(Dataset):
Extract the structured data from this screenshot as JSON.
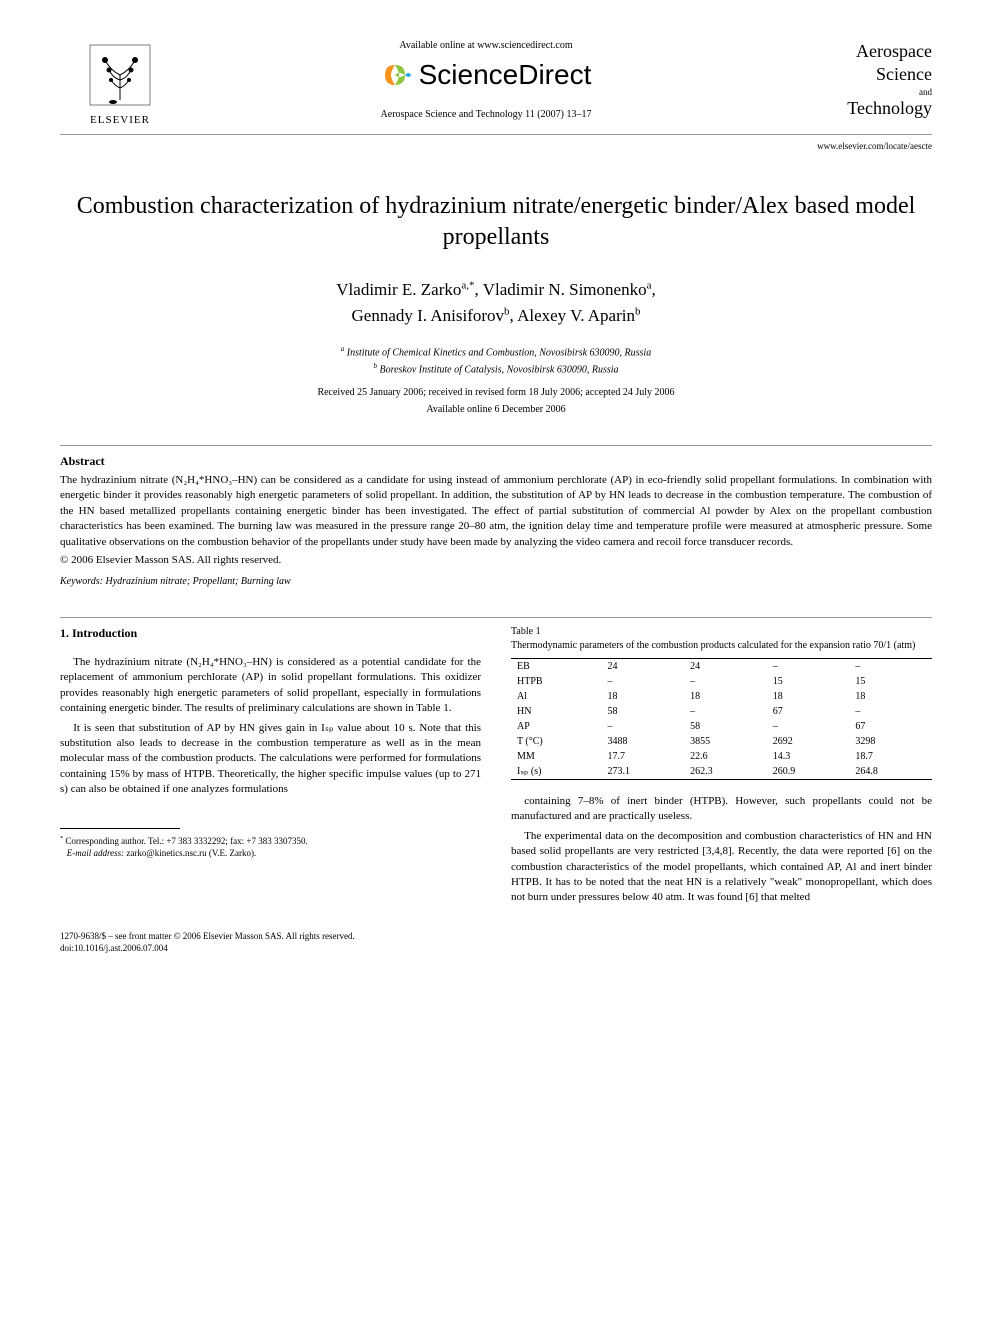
{
  "header": {
    "available_text": "Available online at www.sciencedirect.com",
    "sd_label": "ScienceDirect",
    "elsevier_label": "ELSEVIER",
    "citation": "Aerospace Science and Technology 11 (2007) 13–17",
    "journal_line1": "Aerospace",
    "journal_line2": "Science",
    "journal_and": "and",
    "journal_line3": "Technology",
    "journal_url": "www.elsevier.com/locate/aescte"
  },
  "title": "Combustion characterization of hydrazinium nitrate/energetic binder/Alex based model propellants",
  "authors_line1": "Vladimir E. Zarko",
  "authors_sup1": "a,*",
  "authors_sep1": ", Vladimir N. Simonenko",
  "authors_sup2": "a",
  "authors_sep2": ",",
  "authors_line2a": "Gennady I. Anisiforov",
  "authors_sup3": "b",
  "authors_sep3": ", Alexey V. Aparin",
  "authors_sup4": "b",
  "affil_a": "Institute of Chemical Kinetics and Combustion, Novosibirsk 630090, Russia",
  "affil_b": "Boreskov Institute of Catalysis, Novosibirsk 630090, Russia",
  "dates": "Received 25 January 2006; received in revised form 18 July 2006; accepted 24 July 2006",
  "available": "Available online 6 December 2006",
  "abstract_heading": "Abstract",
  "abstract_text": "The hydrazinium nitrate (N₂H₄*HNO₃–HN) can be considered as a candidate for using instead of ammonium perchlorate (AP) in eco-friendly solid propellant formulations. In combination with energetic binder it provides reasonably high energetic parameters of solid propellant. In addition, the substitution of AP by HN leads to decrease in the combustion temperature. The combustion of the HN based metallized propellants containing energetic binder has been investigated. The effect of partial substitution of commercial Al powder by Alex on the propellant combustion characteristics has been examined. The burning law was measured in the pressure range 20–80 atm, the ignition delay time and temperature profile were measured at atmospheric pressure. Some qualitative observations on the combustion behavior of the propellants under study have been made by analyzing the video camera and recoil force transducer records.",
  "copyright": "© 2006 Elsevier Masson SAS. All rights reserved.",
  "keywords_label": "Keywords:",
  "keywords": " Hydrazinium nitrate; Propellant; Burning law",
  "section1_heading": "1. Introduction",
  "para1": "The hydrazinium nitrate (N₂H₄*HNO₃–HN) is considered as a potential candidate for the replacement of ammonium perchlorate (AP) in solid propellant formulations. This oxidizer provides reasonably high energetic parameters of solid propellant, especially in formulations containing energetic binder. The results of preliminary calculations are shown in Table 1.",
  "para2": "It is seen that substitution of AP by HN gives gain in Iₛₚ value about 10 s. Note that this substitution also leads to decrease in the combustion temperature as well as in the mean molecular mass of the combustion products. The calculations were performed for formulations containing 15% by mass of HTPB. Theoretically, the higher specific impulse values (up to 271 s) can also be obtained if one analyzes formulations",
  "para3": "containing 7–8% of inert binder (HTPB). However, such propellants could not be manufactured and are practically useless.",
  "para4": "The experimental data on the decomposition and combustion characteristics of HN and HN based solid propellants are very restricted [3,4,8]. Recently, the data were reported [6] on the combustion characteristics of the model propellants, which contained AP, Al and inert binder HTPB. It has to be noted that the neat HN is a relatively \"weak\" monopropellant, which does not burn under pressures below 40 atm. It was found [6] that melted",
  "table1": {
    "label": "Table 1",
    "caption": "Thermodynamic parameters of the combustion products calculated for the expansion ratio 70/1 (atm)",
    "rows": [
      [
        "EB",
        "24",
        "24",
        "–",
        "–"
      ],
      [
        "HTPB",
        "–",
        "–",
        "15",
        "15"
      ],
      [
        "Al",
        "18",
        "18",
        "18",
        "18"
      ],
      [
        "HN",
        "58",
        "–",
        "67",
        "–"
      ],
      [
        "AP",
        "–",
        "58",
        "–",
        "67"
      ],
      [
        "T (°C)",
        "3488",
        "3855",
        "2692",
        "3298"
      ],
      [
        "MM",
        "17.7",
        "22.6",
        "14.3",
        "18.7"
      ],
      [
        "Iₛₚ (s)",
        "273.1",
        "262.3",
        "260.9",
        "264.8"
      ]
    ],
    "col_count": 5
  },
  "footnote_corr": "Corresponding author. Tel.: +7 383 3332292; fax: +7 383 3307350.",
  "footnote_email_label": "E-mail address:",
  "footnote_email": " zarko@kinetics.nsc.ru (V.E. Zarko).",
  "doi_line1": "1270-9638/$ – see front matter  © 2006 Elsevier Masson SAS. All rights reserved.",
  "doi_line2": "doi:10.1016/j.ast.2006.07.004",
  "colors": {
    "text": "#000000",
    "bg": "#ffffff",
    "rule": "#999999",
    "sd_orange": "#f7941e",
    "sd_green": "#8cc63f",
    "sd_blue": "#27aae1"
  }
}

(What needs to be done): Write out the records above exactly as they appear, leaving out any pictures.

(Result below):
Extract the structured data from this screenshot as JSON.
{
  "header": {
    "available_text": "Available online at www.sciencedirect.com",
    "sd_label": "ScienceDirect",
    "elsevier_label": "ELSEVIER",
    "citation": "Aerospace Science and Technology 11 (2007) 13–17",
    "journal_line1": "Aerospace",
    "journal_line2": "Science",
    "journal_and": "and",
    "journal_line3": "Technology",
    "journal_url": "www.elsevier.com/locate/aescte"
  },
  "title": "Combustion characterization of hydrazinium nitrate/energetic binder/Alex based model propellants",
  "authors_line1": "Vladimir E. Zarko",
  "authors_sup1": "a,*",
  "authors_sep1": ", Vladimir N. Simonenko",
  "authors_sup2": "a",
  "authors_sep2": ",",
  "authors_line2a": "Gennady I. Anisiforov",
  "authors_sup3": "b",
  "authors_sep3": ", Alexey V. Aparin",
  "authors_sup4": "b",
  "affil_a": "Institute of Chemical Kinetics and Combustion, Novosibirsk 630090, Russia",
  "affil_b": "Boreskov Institute of Catalysis, Novosibirsk 630090, Russia",
  "dates": "Received 25 January 2006; received in revised form 18 July 2006; accepted 24 July 2006",
  "available": "Available online 6 December 2006",
  "abstract_heading": "Abstract",
  "abstract_text": "The hydrazinium nitrate (N₂H₄*HNO₃–HN) can be considered as a candidate for using instead of ammonium perchlorate (AP) in eco-friendly solid propellant formulations. In combination with energetic binder it provides reasonably high energetic parameters of solid propellant. In addition, the substitution of AP by HN leads to decrease in the combustion temperature. The combustion of the HN based metallized propellants containing energetic binder has been investigated. The effect of partial substitution of commercial Al powder by Alex on the propellant combustion characteristics has been examined. The burning law was measured in the pressure range 20–80 atm, the ignition delay time and temperature profile were measured at atmospheric pressure. Some qualitative observations on the combustion behavior of the propellants under study have been made by analyzing the video camera and recoil force transducer records.",
  "copyright": "© 2006 Elsevier Masson SAS. All rights reserved.",
  "keywords_label": "Keywords:",
  "keywords": " Hydrazinium nitrate; Propellant; Burning law",
  "section1_heading": "1. Introduction",
  "para1": "The hydrazinium nitrate (N₂H₄*HNO₃–HN) is considered as a potential candidate for the replacement of ammonium perchlorate (AP) in solid propellant formulations. This oxidizer provides reasonably high energetic parameters of solid propellant, especially in formulations containing energetic binder. The results of preliminary calculations are shown in Table 1.",
  "para2": "It is seen that substitution of AP by HN gives gain in Iₛₚ value about 10 s. Note that this substitution also leads to decrease in the combustion temperature as well as in the mean molecular mass of the combustion products. The calculations were performed for formulations containing 15% by mass of HTPB. Theoretically, the higher specific impulse values (up to 271 s) can also be obtained if one analyzes formulations",
  "para3": "containing 7–8% of inert binder (HTPB). However, such propellants could not be manufactured and are practically useless.",
  "para4": "The experimental data on the decomposition and combustion characteristics of HN and HN based solid propellants are very restricted [3,4,8]. Recently, the data were reported [6] on the combustion characteristics of the model propellants, which contained AP, Al and inert binder HTPB. It has to be noted that the neat HN is a relatively \"weak\" monopropellant, which does not burn under pressures below 40 atm. It was found [6] that melted",
  "table1": {
    "label": "Table 1",
    "caption": "Thermodynamic parameters of the combustion products calculated for the expansion ratio 70/1 (atm)",
    "rows": [
      [
        "EB",
        "24",
        "24",
        "–",
        "–"
      ],
      [
        "HTPB",
        "–",
        "–",
        "15",
        "15"
      ],
      [
        "Al",
        "18",
        "18",
        "18",
        "18"
      ],
      [
        "HN",
        "58",
        "–",
        "67",
        "–"
      ],
      [
        "AP",
        "–",
        "58",
        "–",
        "67"
      ],
      [
        "T (°C)",
        "3488",
        "3855",
        "2692",
        "3298"
      ],
      [
        "MM",
        "17.7",
        "22.6",
        "14.3",
        "18.7"
      ],
      [
        "Iₛₚ (s)",
        "273.1",
        "262.3",
        "260.9",
        "264.8"
      ]
    ],
    "col_count": 5
  },
  "footnote_corr": "Corresponding author. Tel.: +7 383 3332292; fax: +7 383 3307350.",
  "footnote_email_label": "E-mail address:",
  "footnote_email": " zarko@kinetics.nsc.ru (V.E. Zarko).",
  "doi_line1": "1270-9638/$ – see front matter  © 2006 Elsevier Masson SAS. All rights reserved.",
  "doi_line2": "doi:10.1016/j.ast.2006.07.004",
  "colors": {
    "text": "#000000",
    "bg": "#ffffff",
    "rule": "#999999",
    "sd_orange": "#f7941e",
    "sd_green": "#8cc63f",
    "sd_blue": "#27aae1"
  }
}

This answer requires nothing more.